Set problem:
Repeat each line exactly as it is written.

# Start of Data shown

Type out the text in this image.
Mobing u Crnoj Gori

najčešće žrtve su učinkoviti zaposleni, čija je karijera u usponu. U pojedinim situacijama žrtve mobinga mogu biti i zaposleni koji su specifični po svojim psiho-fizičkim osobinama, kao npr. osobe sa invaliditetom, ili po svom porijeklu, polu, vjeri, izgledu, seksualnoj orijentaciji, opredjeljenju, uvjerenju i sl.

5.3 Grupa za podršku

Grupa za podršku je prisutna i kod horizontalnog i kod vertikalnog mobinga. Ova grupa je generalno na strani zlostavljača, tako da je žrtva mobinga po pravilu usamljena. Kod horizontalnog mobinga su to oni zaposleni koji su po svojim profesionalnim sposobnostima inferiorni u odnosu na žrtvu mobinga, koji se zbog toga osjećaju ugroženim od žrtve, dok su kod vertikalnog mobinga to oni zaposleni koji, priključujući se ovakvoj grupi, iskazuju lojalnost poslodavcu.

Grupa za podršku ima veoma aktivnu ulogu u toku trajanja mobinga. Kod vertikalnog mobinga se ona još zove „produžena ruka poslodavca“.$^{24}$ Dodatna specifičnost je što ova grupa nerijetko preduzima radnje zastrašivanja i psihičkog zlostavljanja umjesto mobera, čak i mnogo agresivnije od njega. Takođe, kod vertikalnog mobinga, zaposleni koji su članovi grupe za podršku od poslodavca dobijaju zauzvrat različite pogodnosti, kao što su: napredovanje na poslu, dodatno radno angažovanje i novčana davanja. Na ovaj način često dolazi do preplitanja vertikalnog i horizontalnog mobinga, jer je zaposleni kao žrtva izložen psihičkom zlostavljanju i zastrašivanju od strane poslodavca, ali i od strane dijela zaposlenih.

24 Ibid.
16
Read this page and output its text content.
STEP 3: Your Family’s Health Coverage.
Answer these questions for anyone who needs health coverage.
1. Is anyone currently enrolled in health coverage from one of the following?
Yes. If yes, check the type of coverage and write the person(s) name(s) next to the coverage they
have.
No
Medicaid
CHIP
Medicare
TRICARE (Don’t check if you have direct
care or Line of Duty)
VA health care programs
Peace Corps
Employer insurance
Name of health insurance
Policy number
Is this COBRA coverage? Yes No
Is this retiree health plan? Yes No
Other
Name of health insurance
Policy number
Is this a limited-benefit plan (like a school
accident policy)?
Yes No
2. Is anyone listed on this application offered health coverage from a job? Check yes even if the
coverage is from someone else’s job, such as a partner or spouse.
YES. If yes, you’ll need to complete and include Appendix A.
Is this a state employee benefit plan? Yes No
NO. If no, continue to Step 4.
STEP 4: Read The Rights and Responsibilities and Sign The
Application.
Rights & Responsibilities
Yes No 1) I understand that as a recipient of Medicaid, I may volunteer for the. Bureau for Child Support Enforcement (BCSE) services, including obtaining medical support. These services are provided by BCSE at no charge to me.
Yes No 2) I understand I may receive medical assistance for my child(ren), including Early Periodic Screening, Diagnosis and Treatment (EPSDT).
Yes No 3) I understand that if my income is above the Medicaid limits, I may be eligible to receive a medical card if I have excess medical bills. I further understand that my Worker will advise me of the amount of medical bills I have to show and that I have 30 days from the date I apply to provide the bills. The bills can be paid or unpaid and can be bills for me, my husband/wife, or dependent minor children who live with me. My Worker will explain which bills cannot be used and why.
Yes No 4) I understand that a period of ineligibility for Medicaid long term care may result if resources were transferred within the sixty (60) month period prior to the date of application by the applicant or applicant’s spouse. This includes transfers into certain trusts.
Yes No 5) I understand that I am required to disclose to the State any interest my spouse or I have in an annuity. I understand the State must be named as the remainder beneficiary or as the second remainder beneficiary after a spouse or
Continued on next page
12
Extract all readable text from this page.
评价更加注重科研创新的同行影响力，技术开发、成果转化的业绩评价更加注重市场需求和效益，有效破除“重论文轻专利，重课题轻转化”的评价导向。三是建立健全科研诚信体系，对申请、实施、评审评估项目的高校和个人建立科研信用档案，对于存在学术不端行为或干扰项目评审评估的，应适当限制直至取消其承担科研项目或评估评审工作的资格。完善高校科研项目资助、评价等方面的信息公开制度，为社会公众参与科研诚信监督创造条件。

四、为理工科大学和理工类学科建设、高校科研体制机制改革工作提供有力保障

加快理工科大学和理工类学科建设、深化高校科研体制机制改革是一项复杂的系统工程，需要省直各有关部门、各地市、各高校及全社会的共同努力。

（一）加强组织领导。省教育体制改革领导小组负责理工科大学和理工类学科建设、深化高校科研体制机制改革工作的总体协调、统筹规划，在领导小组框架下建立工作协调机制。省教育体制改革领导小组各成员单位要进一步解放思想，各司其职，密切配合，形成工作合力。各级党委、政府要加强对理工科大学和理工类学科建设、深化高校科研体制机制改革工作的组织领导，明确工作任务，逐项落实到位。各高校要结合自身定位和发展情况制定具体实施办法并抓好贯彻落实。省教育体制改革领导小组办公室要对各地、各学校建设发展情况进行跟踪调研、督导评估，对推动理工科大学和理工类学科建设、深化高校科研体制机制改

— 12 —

# End of Data shown

Written answer:
Type out the text in this image.
Mobing u Crnoj Gori

najčešće žrtve su učinkoviti zaposleni, čija je karijera u usponu. U pojedinim situacijama žrtve mobinga mogu biti i zaposleni koji su specifični po svojim psiho-fizičkim osobinama, kao npr. osobe sa invaliditetom, ili po svom porijeklu, polu, vjeri, izgledu, seksualnoj orijentaciji, opredjeljenju, uvjerenju i sl.

5.3 Grupa za podršku

Grupa za podršku je prisutna i kod horizontalnog i kod vertikalnog mobinga. Ova grupa je generalno na strani zlostavljača, tako da je žrtva mobinga po pravilu usamljena. Kod horizontalnog mobinga su to oni zaposleni koji su po svojim profesionalnim sposobnostima inferiorni u odnosu na žrtvu mobinga, koji se zbog toga osjećaju ugroženim od žrtve, dok su kod vertikalnog mobinga to oni zaposleni koji, priključujući se ovakvoj grupi, iskazuju lojalnost poslodavcu.

Grupa za podršku ima veoma aktivnu ulogu u toku trajanja mobinga. Kod vertikalnog mobinga se ona još zove „produžena ruka poslodavca“.$^{24}$ Dodatna specifičnost je što ova grupa nerijetko preduzima radnje zastrašivanja i psihičkog zlostavljanja umjesto mobera, čak i mnogo agresivnije od njega. Takođe, kod vertikalnog mobinga, zaposleni koji su članovi grupe za podršku od poslodavca dobijaju zauzvrat različite pogodnosti, kao što su: napredovanje na poslu, dodatno radno angažovanje i novčana davanja. Na ovaj način često dolazi do preplitanja vertikalnog i horizontalnog mobinga, jer je zaposleni kao žrtva izložen psihičkom zlostavljanju i zastrašivanju od strane poslodavca, ali i od strane dijela zaposlenih.

24 Ibid.
16
Read this page and output its text content.
STEP 3: Your Family’s Health Coverage.
Answer these questions for anyone who needs health coverage.
1. Is anyone currently enrolled in health coverage from one of the following?
Yes. If yes, check the type of coverage and write the person(s) name(s) next to the coverage they
have.
No
Medicaid
CHIP
Medicare
TRICARE (Don’t check if you have direct
care or Line of Duty)
VA health care programs
Peace Corps
Employer insurance
Name of health insurance
Policy number
Is this COBRA coverage? Yes No
Is this retiree health plan? Yes No
Other
Name of health insurance
Policy number
Is this a limited-benefit plan (like a school
accident policy)?
Yes No
2. Is anyone listed on this application offered health coverage from a job? Check yes even if the
coverage is from someone else’s job, such as a partner or spouse.
YES. If yes, you’ll need to complete and include Appendix A.
Is this a state employee benefit plan? Yes No
NO. If no, continue to Step 4.
STEP 4: Read The Rights and Responsibilities and Sign The
Application.
Rights & Responsibilities
Yes No 1) I understand that as a recipient of Medicaid, I may volunteer for the. Bureau for Child Support Enforcement (BCSE) services, including obtaining medical support. These services are provided by BCSE at no charge to me.
Yes No 2) I understand I may receive medical assistance for my child(ren), including Early Periodic Screening, Diagnosis and Treatment (EPSDT).
Yes No 3) I understand that if my income is above the Medicaid limits, I may be eligible to receive a medical card if I have excess medical bills. I further understand that my Worker will advise me of the amount of medical bills I have to show and that I have 30 days from the date I apply to provide the bills. The bills can be paid or unpaid and can be bills for me, my husband/wife, or dependent minor children who live with me. My Worker will explain which bills cannot be used and why.
Yes No 4) I understand that a period of ineligibility for Medicaid long term care may result if resources were transferred within the sixty (60) month period prior to the date of application by the applicant or applicant’s spouse. This includes transfers into certain trusts.
Yes No 5) I understand that I am required to disclose to the State any interest my spouse or I have in an annuity. I understand the State must be named as the remainder beneficiary or as the second remainder beneficiary after a spouse or
Continued on next page
12
Extract all readable text from this page.
评价更加注重科研创新的同行影响力，技术开发、成果转化的业绩评价更加注重市场需求和效益，有效破除“重论文轻专利，重课题轻转化”的评价导向。三是建立健全科研诚信体系，对申请、实施、评审评估项目的高校和个人建立科研信用档案，对于存在学术不端行为或干扰项目评审评估的，应适当限制直至取消其承担科研项目或评估评审工作的资格。完善高校科研项目资助、评价等方面的信息公开制度，为社会公众参与科研诚信监督创造条件。

四、为理工科大学和理工类学科建设、高校科研体制机制改革工作提供有力保障

加快理工科大学和理工类学科建设、深化高校科研体制机制改革是一项复杂的系统工程，需要省直各有关部门、各地市、各高校及全社会的共同努力。

（一）加强组织领导。省教育体制改革领导小组负责理工科大学和理工类学科建设、深化高校科研体制机制改革工作的总体协调、统筹规划，在领导小组框架下建立工作协调机制。省教育体制改革领导小组各成员单位要进一步解放思想，各司其职，密切配合，形成工作合力。各级党委、政府要加强对理工科大学和理工类学科建设、深化高校科研体制机制改革工作的组织领导，明确工作任务，逐项落实到位。各高校要结合自身定位和发展情况制定具体实施办法并抓好贯彻落实。省教育体制改革领导小组办公室要对各地、各学校建设发展情况进行跟踪调研、督导评估，对推动理工科大学和理工类学科建设、深化高校科研体制机制改

— 12 —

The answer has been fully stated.